Foto: Fátima Rodríguez

30 abril, 2011

El último hombre

Epistola enim non erubescit
(Una carta no se ruboriza)

Cicerón

En 1972 José Emilio Pacheco publicó La fiesta brava, que quizá sea el primer cuento en el que el metro de la Ciudad de México aparece. Tres párrafos antes del final del relato, Pacheco describe: “Hacía calor en el túnel. De pronto lo bañó el aire desplazado por el convoy que se detuvo sin ruido. Subió, hizo otra vez el cambio en Balderas y tomó asiento en una banca individual”. Si Pacheco hubiera escrito “de pronto la bañó el aire desplazado…”, estas líneas hubieran funcionado –por sí solas– como un prólogo ajeno y exacto a lo que ahora estoy escribiendo. “Las coincidencias en esta vida casi nunca son perfectas”, dijo en alguna página Héctor Abad Faciolince.

Más que el retraso, lo que me preocupaba era la posibilidad de no encontrar a nadie. Como cada viernes, un grupo de amigos se reunía y yo tenía más de un mes de no verlos (mi tiempo libre se ha convertido en el recurso que más carezco y que peor administro). Generalmente estas reuniones son breves, por lo que las nueve de la noche comenzaban a significar el fin del encuentro. A lo mucho, aspiraba a pasar a saludar.

La manera más rápida de llegar sería el metro, lugar donde tiene su origen el humanismo del apretujón y se da el milagro del acomodo, según Monsiváis. Tomé la línea uno en Candelaria para bajarme en Juanacatlán.

EXTRACTO DE DATOS →

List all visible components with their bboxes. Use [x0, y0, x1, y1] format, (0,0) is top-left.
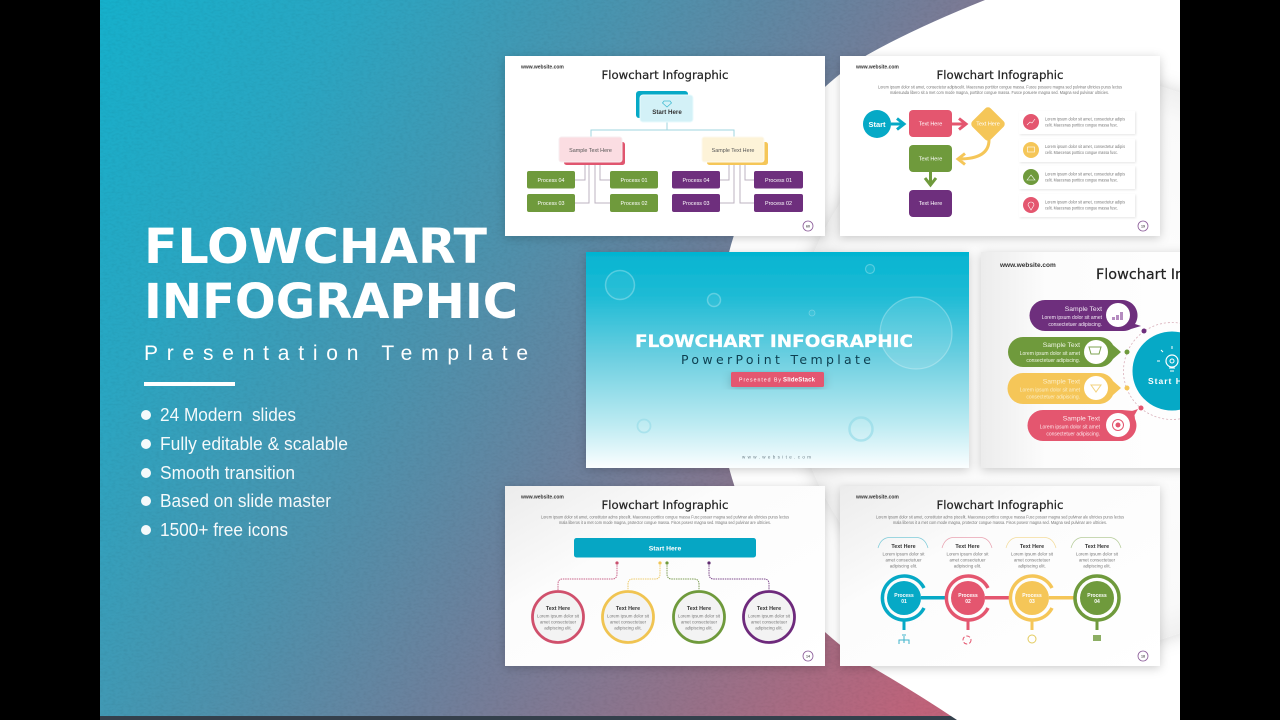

TAREAS DEL EJERCICIO →
1. Reescribe el texto sobre el metro desde “30 abril, 2011” hasta “Héctor Abad Faciolince.” y cambia “metro” por “tren subterráneo”.
2. Según el texto sobre el metro, ¿en qué año publicó José Emilio Pacheco La fiesta brava?
3. Continúa el texto sobre el metro a partir de su última oración.

RESPUESTAS POR TAREA →
1.
30 abril, 2011

El último hombre

Epistola enim non erubescit
(Una carta no se ruboriza)

Cicerón

En 1972 José Emilio Pacheco publicó La fiesta brava, que quizá sea el primer cuento en el que el tren subterráneo de la Ciudad de México aparece. Tres párrafos antes del final del relato, Pacheco describe: “Hacía calor en el túnel. De pronto lo bañó el aire desplazado por el convoy que se detuvo sin ruido. Subió, hizo otra vez el cambio en Balderas y tomó asiento en una banca individual”. Si Pacheco hubiera escrito “de pronto la bañó el aire desplazado…”, estas líneas hubieran funcionado –por sí solas– como un prólogo ajeno y exacto a lo que ahora estoy escribiendo. “Las coincidencias en esta vida casi nunca son perfectas”, dijo en alguna página Héctor Abad Faciolince.

2. En 1972.

3.
En Balderas subió una joven como de 26 años y se sentó, precisamente, en una banca individual, de perfil frente a mi. Yo intentaba leer, pero la tensión del destiempo complicaba las cosas. Llegamos a Cuauhtémoc cuando mi compañera de viaje me tomó la mano con la que sostenía el libro.

–¿Te puedo hacer una pregunta? –me dijo.

En una sociedad como la actual, en la que el boom del twitter y el Facebook han logrado que nos acerquemos a los que tenemos lejos y nos alejemos de los que tenemos cerca, su atrevimiento me pareció casi anormal. Acepté la propuesta que se anulaba a sí mima y me dio una tarjetita de cartoncillo gris con algo manuscrito.

–¿Podrías leer y decirme qué te parece? ¿Crees que suena a muy ardida?

Como un adjetivo de este tipo pocas veces puede dársele a una calle o un rumbo, supe antes de verla que no se trataba de una dirección.

–Dime si a algo no le entiendes –complementó.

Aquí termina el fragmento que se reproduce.